EXERCISE DIRECTIONS = Reproduce each line of the material exactly, minus any picture.

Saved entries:
--

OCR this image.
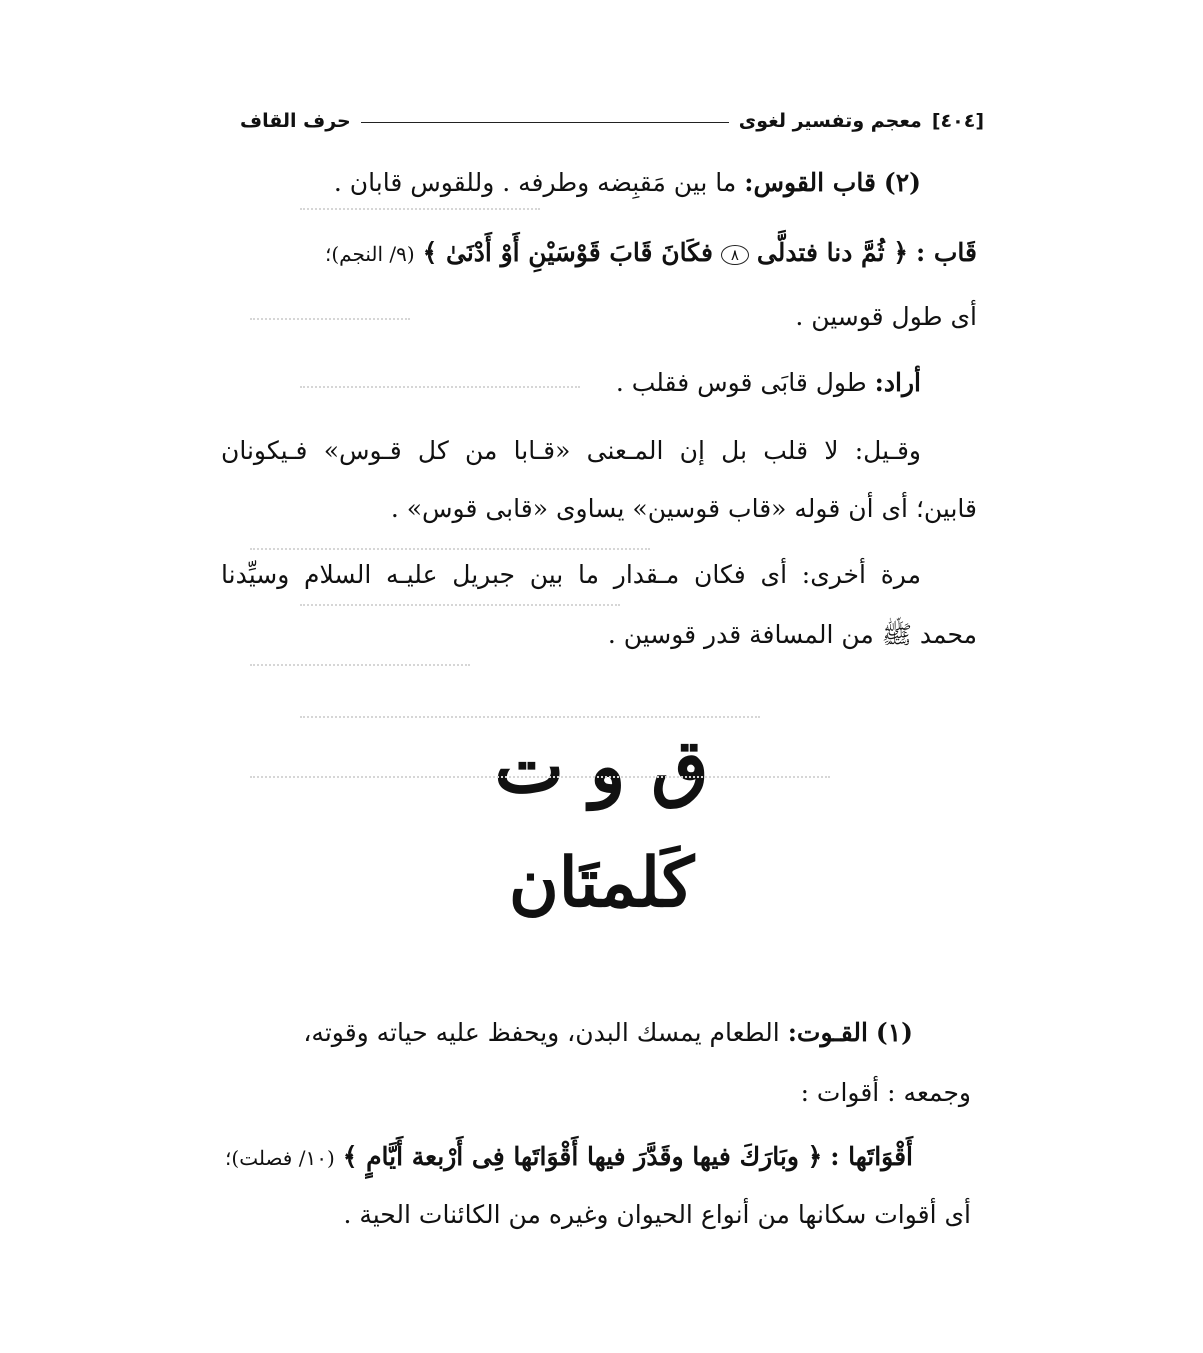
[٤٠٤]
معجم وتفسير لغوى
حرف القاف
(٢) قاب القوس: ما بين مَقبِضه وطرفه . وللقوس قابان .
قَاب : ﴿ ثُمَّ دنا فتدلَّى ٨ فكَانَ قَابَ قَوْسَيْنِ أَوْ أَدْنَىٰ ﴾ (٩/ النجم)؛
أى طول قوسين .
أراد: طول قابَى قوس فقلب .
وقـيل: لا قلب بل إن المـعنى «قـابا من كل قـوس» فـيكونان
قابين؛ أى أن قوله «قاب قوسين» يساوى «قابى قوس» .
مرة أخرى: أى فكان مـقدار ما بين جبريل عليـه السلام وسيِّدنا
محمد ﷺ من المسافة قدر قوسين .
ق و ت
كَلمتَان
(١) القـوت: الطعام يمسك البدن، ويحفظ عليه حياته وقوته،
وجمعه : أقوات :
أَقْوَاتَها : ﴿ وبَارَكَ فيها وقَدَّرَ فيها أَقْوَاتَها فِى أَرْبعة أَيَّامٍ ﴾ (١٠/ فصلت)؛
أى أقوات سكانها من أنواع الحيوان وغيره من الكائنات الحية .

--

EXERCISE OUTPUT =
OCR this image.
[٤٠٤]
معجم وتفسير لغوى
حرف القاف
(٢) قاب القوس: ما بين مَقبِضه وطرفه . وللقوس قابان .
قَاب : ﴿ ثُمَّ دنا فتدلَّى ٨ فكَانَ قَابَ قَوْسَيْنِ أَوْ أَدْنَىٰ ﴾ (٩/ النجم)؛
أى طول قوسين .
أراد: طول قابَى قوس فقلب .
وقـيل: لا قلب بل إن المـعنى «قـابا من كل قـوس» فـيكونان
قابين؛ أى أن قوله «قاب قوسين» يساوى «قابى قوس» .
مرة أخرى: أى فكان مـقدار ما بين جبريل عليـه السلام وسيِّدنا
محمد ﷺ من المسافة قدر قوسين .
ق و ت
كَلمتَان
(١) القـوت: الطعام يمسك البدن، ويحفظ عليه حياته وقوته،
وجمعه : أقوات :
أَقْوَاتَها : ﴿ وبَارَكَ فيها وقَدَّرَ فيها أَقْوَاتَها فِى أَرْبعة أَيَّامٍ ﴾ (١٠/ فصلت)؛
أى أقوات سكانها من أنواع الحيوان وغيره من الكائنات الحية .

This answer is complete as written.